═════ EXTRACTED RECORDS ═════

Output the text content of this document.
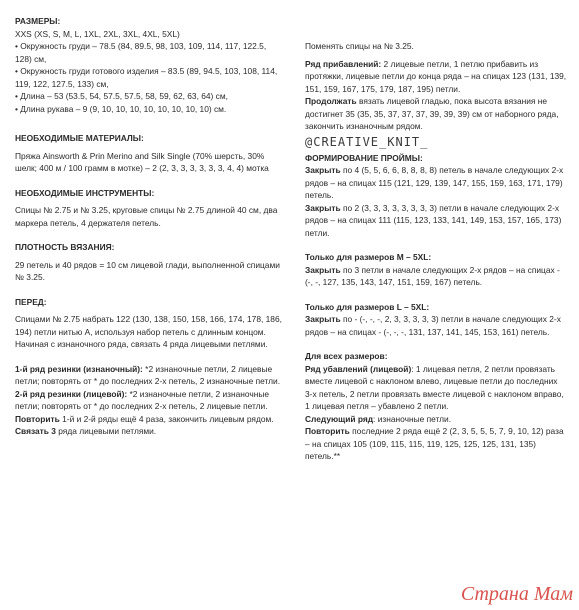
РАЗМЕРЫ:

XXS (XS, S, M, L, 1XL, 2XL, 3XL, 4XL, 5XL)

• Окружность груди – 78.5 (84, 89.5, 98, 103, 109, 114, 117, 122.5, 128) см,

• Окружность груди готового изделия – 83.5 (89, 94.5, 103, 108, 114, 119, 122, 127.5, 133) см,

• Длина – 53 (53.5, 54, 57.5, 57.5, 58, 59, 62, 63, 64) см,

• Длина рукава – 9 (9, 10, 10, 10, 10, 10, 10, 10, 10) см.

НЕОБХОДИМЫЕ МАТЕРИАЛЫ:

Пряжа Ainsworth & Prin Merino and Silk Single (70% шерсть, 30% шелк; 400 м / 100 грамм в мотке) – 2 (2, 3, 3, 3, 3, 3, 3, 4, 4) мотка

НЕОБХОДИМЫЕ ИНСТРУМЕНТЫ:

Спицы № 2.75 и № 3.25, круговые спицы № 2.75 длиной 40 см, два маркера петель, 4 держателя петель.

ПЛОТНОСТЬ ВЯЗАНИЯ:

29 петель и 40 рядов = 10 см лицевой глади, выполненной спицами № 3.25.

ПЕРЕД:

Спицами № 2.75 набрать 122 (130, 138, 150, 158, 166, 174, 178, 186, 194) петли нитью А, используя набор петель с длинным концом.

Начиная с изнаночного ряда, связать 4 ряда лицевыми петлями.

1-й ряд резинки (изнаночный): *2 изнаночные петли, 2 лицевые петли; повторять от * до последних 2-х петель, 2 изнаночные петли.

2-й ряд резинки (лицевой): *2 изнаночные петли, 2 изнаночные петли; повторять от * до последних 2-х петель, 2 лицевые петли.

Повторить 1-й и 2-й ряды ещё 4 раза, закончить лицевым рядом.

Связать 3 ряда лицевыми петлями.

Поменять спицы на № 3.25.

Ряд прибавлений: 2 лицевые петли, 1 петлю прибавить из протяжки, лицевые петли до конца ряда – на спицах 123 (131, 139, 151, 159, 167, 175, 179, 187, 195) петли.

Продолжать вязать лицевой гладью, пока высота вязания не достигнет 35 (35, 35, 37, 37, 37, 39, 39, 39) см от наборного ряда, закончить изнаночным рядом.

ФОРМИРОВАНИЕ ПРОЙМЫ:

Закрыть по 4 (5, 5, 6, 6, 8, 8, 8, 8) петель в начале следующих 2-х рядов – на спицах 115 (121, 129, 139, 147, 155, 159, 163, 171, 179) петель.

Закрыть по 2 (3, 3, 3, 3, 3, 3, 3, 3) петли в начале следующих 2-х рядов – на спицах 111 (115, 123, 133, 141, 149, 153, 157, 165, 173) петли.

Только для размеров M – 5XL:

Закрыть по 3 петли в начале следующих 2-х рядов – на спицах - (-, -, 127, 135, 143, 147, 151, 159, 167) петель.

Только для размеров L – 5XL:

Закрыть по - (-, -, -, 2, 3, 3, 3, 3, 3) петли в начале следующих 2-х рядов – на спицах - (-, -, -, 131, 137, 141, 145, 153, 161) петель.

Для всех размеров:

Ряд убавлений (лицевой): 1 лицевая петля, 2 петли провязать вместе лицевой с наклоном влево, лицевые петли до последних 3-х петель, 2 петли провязать вместе лицевой с наклоном вправо, 1 лицевая петля – убавлено 2 петли.

Следующий ряд: изнаночные петли.

Повторить последние 2 ряда ещё 2 (2, 3, 5, 5, 5, 7, 9, 10, 12) раза – на спицах 105 (109, 115, 115, 119, 125, 125, 125, 131, 135) петель.**

@CREATIVE_KNIT_
Страна Мам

═════

Only the number is needed: state how many lines in the listing contain "спицах".

6